=== Task details ===
Each line below should be quoted exactly, please.

======== Records provided ========

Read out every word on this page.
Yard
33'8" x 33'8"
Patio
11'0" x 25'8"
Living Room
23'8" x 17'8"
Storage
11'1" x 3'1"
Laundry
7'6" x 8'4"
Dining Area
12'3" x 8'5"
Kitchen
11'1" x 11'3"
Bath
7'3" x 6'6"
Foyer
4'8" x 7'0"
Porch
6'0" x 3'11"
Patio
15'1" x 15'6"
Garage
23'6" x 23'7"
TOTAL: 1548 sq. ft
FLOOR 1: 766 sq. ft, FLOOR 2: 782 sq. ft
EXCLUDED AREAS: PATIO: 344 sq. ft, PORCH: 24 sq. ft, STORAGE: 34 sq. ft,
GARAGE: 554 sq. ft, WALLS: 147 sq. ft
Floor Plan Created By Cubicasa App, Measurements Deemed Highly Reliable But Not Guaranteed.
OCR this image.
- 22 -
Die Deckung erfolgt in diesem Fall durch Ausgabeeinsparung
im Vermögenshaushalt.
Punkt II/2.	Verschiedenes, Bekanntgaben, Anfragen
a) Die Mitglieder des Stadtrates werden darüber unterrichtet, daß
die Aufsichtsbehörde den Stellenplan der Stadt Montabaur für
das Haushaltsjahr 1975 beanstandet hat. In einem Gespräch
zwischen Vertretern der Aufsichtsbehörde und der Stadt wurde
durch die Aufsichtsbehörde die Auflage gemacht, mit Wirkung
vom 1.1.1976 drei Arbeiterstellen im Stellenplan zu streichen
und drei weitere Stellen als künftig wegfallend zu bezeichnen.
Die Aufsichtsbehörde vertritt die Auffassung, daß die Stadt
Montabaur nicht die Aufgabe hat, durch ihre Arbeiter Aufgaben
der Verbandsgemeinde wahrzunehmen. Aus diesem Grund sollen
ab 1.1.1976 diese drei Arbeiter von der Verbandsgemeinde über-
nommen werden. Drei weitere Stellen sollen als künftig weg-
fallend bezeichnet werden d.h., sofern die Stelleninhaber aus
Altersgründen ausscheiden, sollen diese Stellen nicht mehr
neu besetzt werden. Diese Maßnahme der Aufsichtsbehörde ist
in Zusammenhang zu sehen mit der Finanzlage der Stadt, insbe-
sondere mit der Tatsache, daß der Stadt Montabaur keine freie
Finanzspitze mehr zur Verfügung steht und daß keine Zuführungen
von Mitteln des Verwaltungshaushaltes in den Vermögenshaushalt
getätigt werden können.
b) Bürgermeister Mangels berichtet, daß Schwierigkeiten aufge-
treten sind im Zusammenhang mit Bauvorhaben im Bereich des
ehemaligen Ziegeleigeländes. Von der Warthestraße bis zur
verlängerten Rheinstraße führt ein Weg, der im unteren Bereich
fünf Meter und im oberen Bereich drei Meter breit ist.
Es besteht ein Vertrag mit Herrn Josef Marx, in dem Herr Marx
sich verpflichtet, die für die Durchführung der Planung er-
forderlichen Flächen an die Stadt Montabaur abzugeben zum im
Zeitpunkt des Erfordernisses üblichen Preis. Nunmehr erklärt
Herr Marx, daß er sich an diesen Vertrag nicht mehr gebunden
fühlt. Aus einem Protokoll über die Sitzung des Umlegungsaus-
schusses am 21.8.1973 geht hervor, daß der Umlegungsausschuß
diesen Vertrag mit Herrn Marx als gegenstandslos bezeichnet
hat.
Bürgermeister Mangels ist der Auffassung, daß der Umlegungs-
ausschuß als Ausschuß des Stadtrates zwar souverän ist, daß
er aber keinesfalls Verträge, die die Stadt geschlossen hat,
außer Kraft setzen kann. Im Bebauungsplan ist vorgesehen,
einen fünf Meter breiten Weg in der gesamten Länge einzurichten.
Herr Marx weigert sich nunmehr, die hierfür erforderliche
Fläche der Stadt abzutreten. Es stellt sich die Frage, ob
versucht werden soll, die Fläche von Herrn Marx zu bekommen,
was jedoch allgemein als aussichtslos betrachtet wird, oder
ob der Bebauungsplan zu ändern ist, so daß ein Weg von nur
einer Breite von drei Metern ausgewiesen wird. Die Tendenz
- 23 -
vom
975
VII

========

=== Response for this exercise ===
Read out every word on this page.
Yard
33'8" x 33'8"
Patio
11'0" x 25'8"
Living Room
23'8" x 17'8"
Storage
11'1" x 3'1"
Laundry
7'6" x 8'4"
Dining Area
12'3" x 8'5"
Kitchen
11'1" x 11'3"
Bath
7'3" x 6'6"
Foyer
4'8" x 7'0"
Porch
6'0" x 3'11"
Patio
15'1" x 15'6"
Garage
23'6" x 23'7"
TOTAL: 1548 sq. ft
FLOOR 1: 766 sq. ft, FLOOR 2: 782 sq. ft
EXCLUDED AREAS: PATIO: 344 sq. ft, PORCH: 24 sq. ft, STORAGE: 34 sq. ft,
GARAGE: 554 sq. ft, WALLS: 147 sq. ft
Floor Plan Created By Cubicasa App, Measurements Deemed Highly Reliable But Not Guaranteed.
OCR this image.
- 22 -
Die Deckung erfolgt in diesem Fall durch Ausgabeeinsparung
im Vermögenshaushalt.
Punkt II/2.	Verschiedenes, Bekanntgaben, Anfragen
a) Die Mitglieder des Stadtrates werden darüber unterrichtet, daß
die Aufsichtsbehörde den Stellenplan der Stadt Montabaur für
das Haushaltsjahr 1975 beanstandet hat. In einem Gespräch
zwischen Vertretern der Aufsichtsbehörde und der Stadt wurde
durch die Aufsichtsbehörde die Auflage gemacht, mit Wirkung
vom 1.1.1976 drei Arbeiterstellen im Stellenplan zu streichen
und drei weitere Stellen als künftig wegfallend zu bezeichnen.
Die Aufsichtsbehörde vertritt die Auffassung, daß die Stadt
Montabaur nicht die Aufgabe hat, durch ihre Arbeiter Aufgaben
der Verbandsgemeinde wahrzunehmen. Aus diesem Grund sollen
ab 1.1.1976 diese drei Arbeiter von der Verbandsgemeinde über-
nommen werden. Drei weitere Stellen sollen als künftig weg-
fallend bezeichnet werden d.h., sofern die Stelleninhaber aus
Altersgründen ausscheiden, sollen diese Stellen nicht mehr
neu besetzt werden. Diese Maßnahme der Aufsichtsbehörde ist
in Zusammenhang zu sehen mit der Finanzlage der Stadt, insbe-
sondere mit der Tatsache, daß der Stadt Montabaur keine freie
Finanzspitze mehr zur Verfügung steht und daß keine Zuführungen
von Mitteln des Verwaltungshaushaltes in den Vermögenshaushalt
getätigt werden können.
b) Bürgermeister Mangels berichtet, daß Schwierigkeiten aufge-
treten sind im Zusammenhang mit Bauvorhaben im Bereich des
ehemaligen Ziegeleigeländes. Von der Warthestraße bis zur
verlängerten Rheinstraße führt ein Weg, der im unteren Bereich
fünf Meter und im oberen Bereich drei Meter breit ist.
Es besteht ein Vertrag mit Herrn Josef Marx, in dem Herr Marx
sich verpflichtet, die für die Durchführung der Planung er-
forderlichen Flächen an die Stadt Montabaur abzugeben zum im
Zeitpunkt des Erfordernisses üblichen Preis. Nunmehr erklärt
Herr Marx, daß er sich an diesen Vertrag nicht mehr gebunden
fühlt. Aus einem Protokoll über die Sitzung des Umlegungsaus-
schusses am 21.8.1973 geht hervor, daß der Umlegungsausschuß
diesen Vertrag mit Herrn Marx als gegenstandslos bezeichnet
hat.
Bürgermeister Mangels ist der Auffassung, daß der Umlegungs-
ausschuß als Ausschuß des Stadtrates zwar souverän ist, daß
er aber keinesfalls Verträge, die die Stadt geschlossen hat,
außer Kraft setzen kann. Im Bebauungsplan ist vorgesehen,
einen fünf Meter breiten Weg in der gesamten Länge einzurichten.
Herr Marx weigert sich nunmehr, die hierfür erforderliche
Fläche der Stadt abzutreten. Es stellt sich die Frage, ob
versucht werden soll, die Fläche von Herrn Marx zu bekommen,
was jedoch allgemein als aussichtslos betrachtet wird, oder
ob der Bebauungsplan zu ändern ist, so daß ein Weg von nur
einer Breite von drei Metern ausgewiesen wird. Die Tendenz
- 23 -
vom
975
VII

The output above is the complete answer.